EXERCISE INSTRUCTIONS
From the entries provided below, copy each line that contains the word "ground".

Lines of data
────────────────

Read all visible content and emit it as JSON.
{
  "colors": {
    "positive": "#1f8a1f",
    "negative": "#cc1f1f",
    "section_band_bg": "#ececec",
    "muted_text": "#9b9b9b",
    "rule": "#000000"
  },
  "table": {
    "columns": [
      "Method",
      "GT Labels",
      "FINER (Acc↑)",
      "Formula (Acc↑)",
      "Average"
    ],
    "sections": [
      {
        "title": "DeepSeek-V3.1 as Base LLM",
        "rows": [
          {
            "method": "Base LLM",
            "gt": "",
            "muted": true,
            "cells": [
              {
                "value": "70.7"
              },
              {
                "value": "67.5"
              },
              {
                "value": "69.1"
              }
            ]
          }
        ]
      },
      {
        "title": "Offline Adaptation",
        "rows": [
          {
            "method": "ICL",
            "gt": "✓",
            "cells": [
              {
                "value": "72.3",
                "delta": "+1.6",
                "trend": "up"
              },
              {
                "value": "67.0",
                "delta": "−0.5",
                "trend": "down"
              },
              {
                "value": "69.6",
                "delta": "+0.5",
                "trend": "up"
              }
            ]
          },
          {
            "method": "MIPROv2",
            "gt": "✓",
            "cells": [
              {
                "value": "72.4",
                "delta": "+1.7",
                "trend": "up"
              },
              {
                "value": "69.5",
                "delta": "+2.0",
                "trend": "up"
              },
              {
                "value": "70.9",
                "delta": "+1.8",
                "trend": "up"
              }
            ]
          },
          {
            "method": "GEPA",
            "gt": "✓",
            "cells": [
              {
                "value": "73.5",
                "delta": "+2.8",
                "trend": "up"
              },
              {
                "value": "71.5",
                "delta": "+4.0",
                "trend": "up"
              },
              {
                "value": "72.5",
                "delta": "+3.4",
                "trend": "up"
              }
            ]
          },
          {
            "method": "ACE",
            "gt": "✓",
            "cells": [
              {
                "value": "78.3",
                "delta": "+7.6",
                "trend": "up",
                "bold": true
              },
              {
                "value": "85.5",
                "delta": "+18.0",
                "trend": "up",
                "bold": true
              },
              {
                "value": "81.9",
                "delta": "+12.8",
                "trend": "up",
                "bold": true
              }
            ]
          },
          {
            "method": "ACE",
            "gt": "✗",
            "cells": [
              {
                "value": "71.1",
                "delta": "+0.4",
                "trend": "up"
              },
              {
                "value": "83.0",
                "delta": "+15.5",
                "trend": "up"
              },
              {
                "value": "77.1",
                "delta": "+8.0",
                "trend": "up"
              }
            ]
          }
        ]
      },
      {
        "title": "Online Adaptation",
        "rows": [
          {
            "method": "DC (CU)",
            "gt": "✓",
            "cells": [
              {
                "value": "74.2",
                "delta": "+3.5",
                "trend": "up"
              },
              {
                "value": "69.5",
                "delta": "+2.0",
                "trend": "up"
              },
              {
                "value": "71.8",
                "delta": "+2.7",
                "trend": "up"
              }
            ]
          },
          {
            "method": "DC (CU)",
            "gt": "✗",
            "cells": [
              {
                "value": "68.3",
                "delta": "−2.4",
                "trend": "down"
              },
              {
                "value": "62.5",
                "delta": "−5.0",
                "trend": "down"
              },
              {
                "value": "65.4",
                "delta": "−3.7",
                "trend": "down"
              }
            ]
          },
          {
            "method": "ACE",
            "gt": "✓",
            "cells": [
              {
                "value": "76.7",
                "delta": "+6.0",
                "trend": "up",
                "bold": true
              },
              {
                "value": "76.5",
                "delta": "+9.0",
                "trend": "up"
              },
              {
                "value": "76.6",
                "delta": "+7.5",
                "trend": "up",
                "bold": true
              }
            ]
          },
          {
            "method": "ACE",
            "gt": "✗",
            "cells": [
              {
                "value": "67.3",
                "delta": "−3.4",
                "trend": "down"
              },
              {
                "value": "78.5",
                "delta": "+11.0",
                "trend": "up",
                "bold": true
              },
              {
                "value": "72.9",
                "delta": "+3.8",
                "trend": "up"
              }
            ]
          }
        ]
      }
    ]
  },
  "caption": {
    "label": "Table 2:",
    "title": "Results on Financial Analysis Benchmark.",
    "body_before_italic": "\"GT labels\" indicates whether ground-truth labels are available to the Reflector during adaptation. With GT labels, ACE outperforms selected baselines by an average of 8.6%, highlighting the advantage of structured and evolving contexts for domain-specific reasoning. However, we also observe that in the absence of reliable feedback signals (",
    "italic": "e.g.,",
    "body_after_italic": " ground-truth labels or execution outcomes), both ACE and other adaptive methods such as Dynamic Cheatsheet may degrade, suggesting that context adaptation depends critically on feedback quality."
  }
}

────────────────

RESULT OF THE TASK
    "body_before_italic": "\"GT labels\" indicates whether ground-truth labels are available to the Reflector during adaptation. With GT labels, ACE outperforms selected baselines by an average of 8.6%, highlighting the advantage of structured and evolving contexts for domain-specific reasoning. However, we also observe that in the absence of reliable feedback signals (",
    "body_after_italic": " ground-truth labels or execution outcomes), both ACE and other adaptive methods such as Dynamic Cheatsheet may degrade, suggesting that context adaptation depends critically on feedback quality."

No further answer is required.